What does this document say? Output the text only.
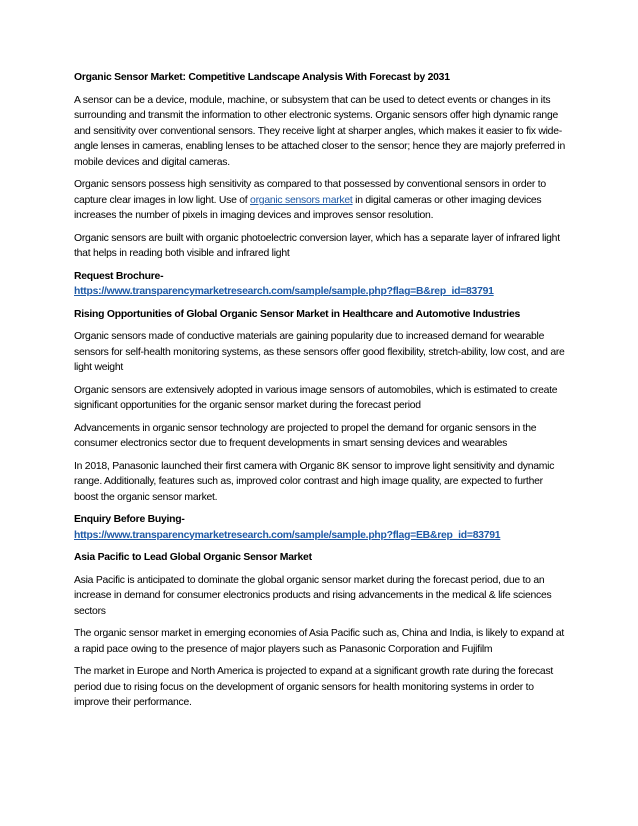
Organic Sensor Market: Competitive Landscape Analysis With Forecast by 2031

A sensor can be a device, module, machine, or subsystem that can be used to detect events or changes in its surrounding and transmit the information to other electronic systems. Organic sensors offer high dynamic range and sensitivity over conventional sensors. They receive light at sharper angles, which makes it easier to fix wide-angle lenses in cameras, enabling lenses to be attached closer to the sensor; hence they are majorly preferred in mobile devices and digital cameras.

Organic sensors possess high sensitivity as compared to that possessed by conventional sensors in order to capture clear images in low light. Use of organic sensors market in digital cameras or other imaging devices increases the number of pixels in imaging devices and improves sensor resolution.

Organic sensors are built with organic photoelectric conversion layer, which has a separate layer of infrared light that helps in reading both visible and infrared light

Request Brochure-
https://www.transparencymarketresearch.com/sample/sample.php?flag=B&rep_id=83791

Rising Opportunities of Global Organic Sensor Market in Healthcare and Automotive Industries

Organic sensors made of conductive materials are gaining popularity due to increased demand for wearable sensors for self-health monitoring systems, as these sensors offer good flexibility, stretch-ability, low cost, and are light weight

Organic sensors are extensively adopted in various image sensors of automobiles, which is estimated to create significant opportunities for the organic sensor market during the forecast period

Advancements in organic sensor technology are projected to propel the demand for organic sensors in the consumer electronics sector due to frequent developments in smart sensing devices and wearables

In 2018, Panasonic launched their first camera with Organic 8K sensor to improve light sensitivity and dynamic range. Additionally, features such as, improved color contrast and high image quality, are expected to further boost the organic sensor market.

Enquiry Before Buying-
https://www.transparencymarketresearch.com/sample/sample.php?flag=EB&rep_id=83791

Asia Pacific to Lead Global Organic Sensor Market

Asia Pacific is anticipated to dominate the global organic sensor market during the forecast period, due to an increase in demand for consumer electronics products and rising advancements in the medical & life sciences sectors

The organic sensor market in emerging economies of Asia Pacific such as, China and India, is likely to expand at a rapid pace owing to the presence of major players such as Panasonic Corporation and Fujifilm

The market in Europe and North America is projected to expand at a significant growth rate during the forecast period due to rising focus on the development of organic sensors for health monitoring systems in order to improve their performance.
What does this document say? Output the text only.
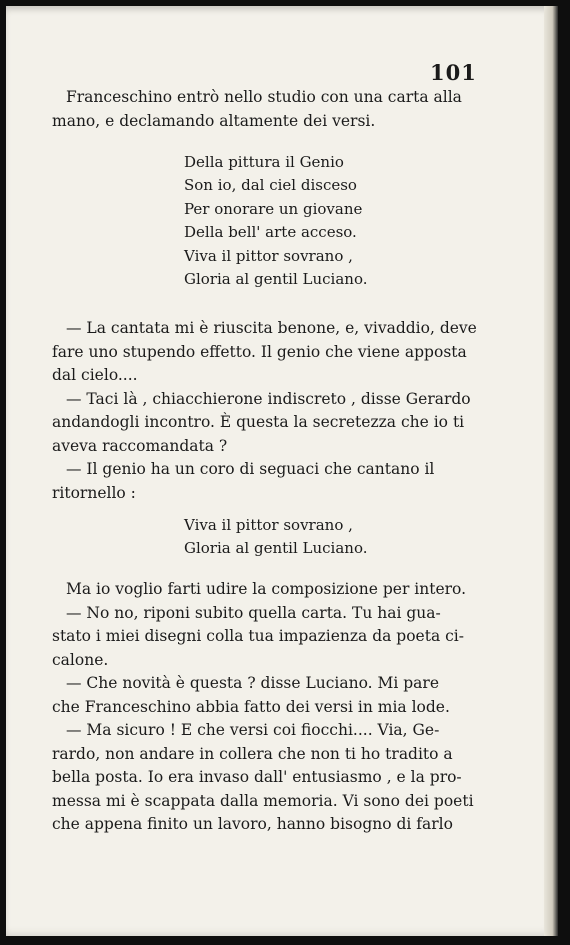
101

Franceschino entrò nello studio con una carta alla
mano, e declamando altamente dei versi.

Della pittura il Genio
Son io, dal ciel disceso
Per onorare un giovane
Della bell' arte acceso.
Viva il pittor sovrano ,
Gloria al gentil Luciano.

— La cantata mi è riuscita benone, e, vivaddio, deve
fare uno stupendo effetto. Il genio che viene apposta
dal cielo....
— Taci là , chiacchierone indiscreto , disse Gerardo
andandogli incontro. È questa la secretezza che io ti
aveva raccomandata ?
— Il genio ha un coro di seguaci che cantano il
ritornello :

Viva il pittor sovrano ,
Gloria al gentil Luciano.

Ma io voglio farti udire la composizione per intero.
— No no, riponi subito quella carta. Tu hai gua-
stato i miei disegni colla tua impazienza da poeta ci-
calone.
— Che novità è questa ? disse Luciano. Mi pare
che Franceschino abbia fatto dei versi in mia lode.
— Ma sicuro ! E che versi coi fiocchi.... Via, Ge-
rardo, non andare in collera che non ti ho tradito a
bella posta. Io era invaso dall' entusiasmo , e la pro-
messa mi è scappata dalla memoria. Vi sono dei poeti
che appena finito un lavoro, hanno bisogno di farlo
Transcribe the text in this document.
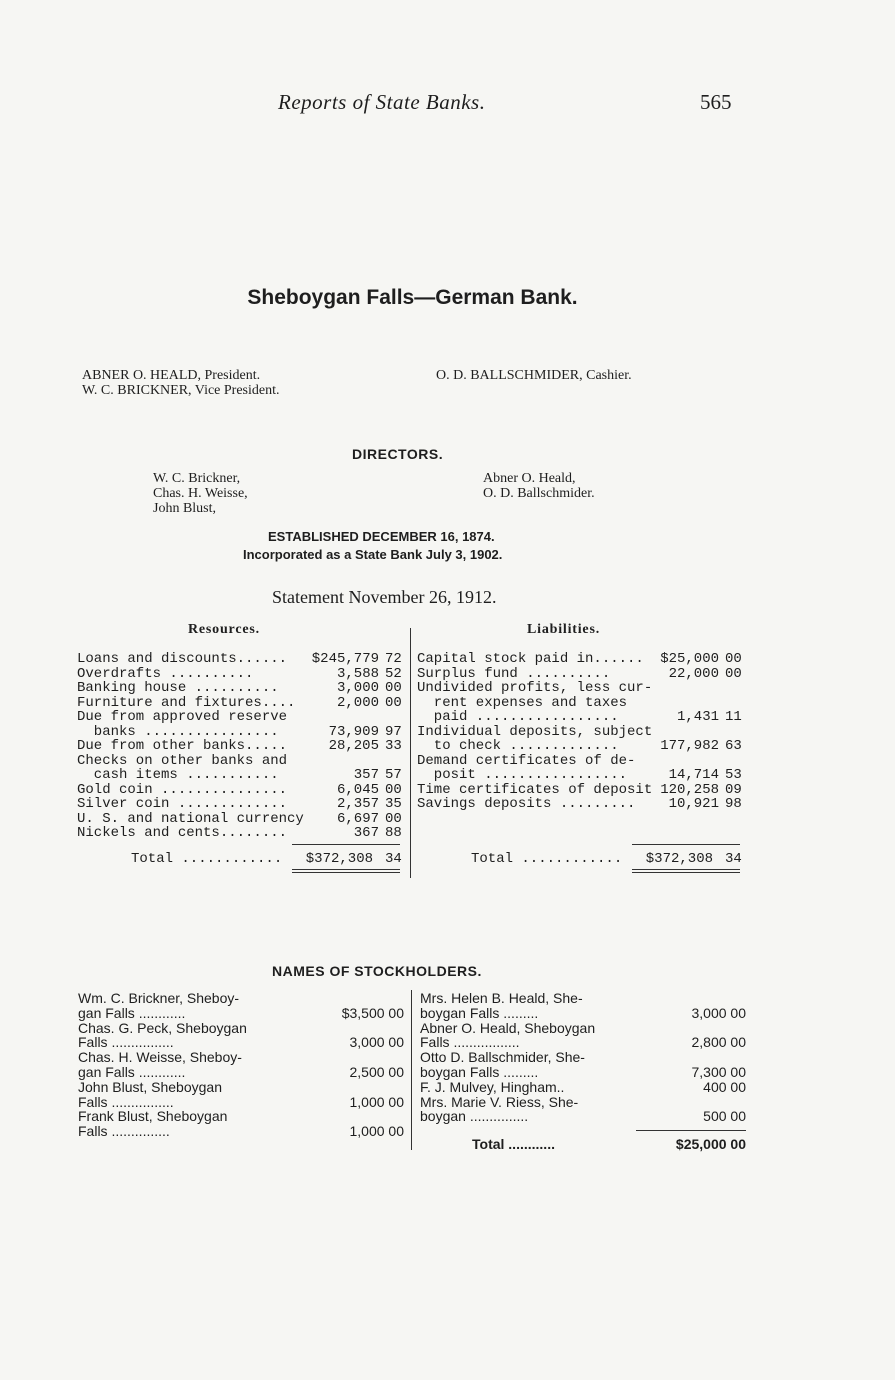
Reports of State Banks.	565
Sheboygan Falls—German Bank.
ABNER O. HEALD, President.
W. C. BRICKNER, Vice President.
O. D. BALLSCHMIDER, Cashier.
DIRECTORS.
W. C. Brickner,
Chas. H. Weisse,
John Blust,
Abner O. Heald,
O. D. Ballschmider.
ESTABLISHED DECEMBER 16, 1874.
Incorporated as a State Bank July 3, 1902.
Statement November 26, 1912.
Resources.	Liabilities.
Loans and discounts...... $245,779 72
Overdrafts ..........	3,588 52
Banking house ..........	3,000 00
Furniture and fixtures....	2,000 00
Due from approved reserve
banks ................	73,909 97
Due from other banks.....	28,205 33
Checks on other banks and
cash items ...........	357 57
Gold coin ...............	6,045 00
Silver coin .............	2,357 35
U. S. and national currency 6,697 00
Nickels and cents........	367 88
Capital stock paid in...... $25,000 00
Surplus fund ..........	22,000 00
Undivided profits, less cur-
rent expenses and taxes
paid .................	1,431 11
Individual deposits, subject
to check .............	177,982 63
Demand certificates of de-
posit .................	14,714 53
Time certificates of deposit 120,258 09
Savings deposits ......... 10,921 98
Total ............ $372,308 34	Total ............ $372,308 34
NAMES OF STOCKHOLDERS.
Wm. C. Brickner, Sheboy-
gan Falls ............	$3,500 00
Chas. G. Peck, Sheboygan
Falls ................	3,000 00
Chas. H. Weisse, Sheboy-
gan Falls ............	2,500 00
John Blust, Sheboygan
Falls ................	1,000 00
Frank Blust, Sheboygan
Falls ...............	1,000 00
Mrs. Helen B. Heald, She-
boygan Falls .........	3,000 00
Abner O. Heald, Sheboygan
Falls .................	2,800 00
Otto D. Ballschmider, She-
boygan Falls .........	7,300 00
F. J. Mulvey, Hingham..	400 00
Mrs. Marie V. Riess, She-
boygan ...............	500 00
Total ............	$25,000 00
_ _ _
* **Work to be completed**:
Identify every line above that includes the word "sample", and show those lines.

* **Finished exercise**:
https://www.transparencymarketresearch.com/sample/sample.php?flag=B&rep_id=83791
https://www.transparencymarketresearch.com/sample/sample.php?flag=EB&rep_id=83791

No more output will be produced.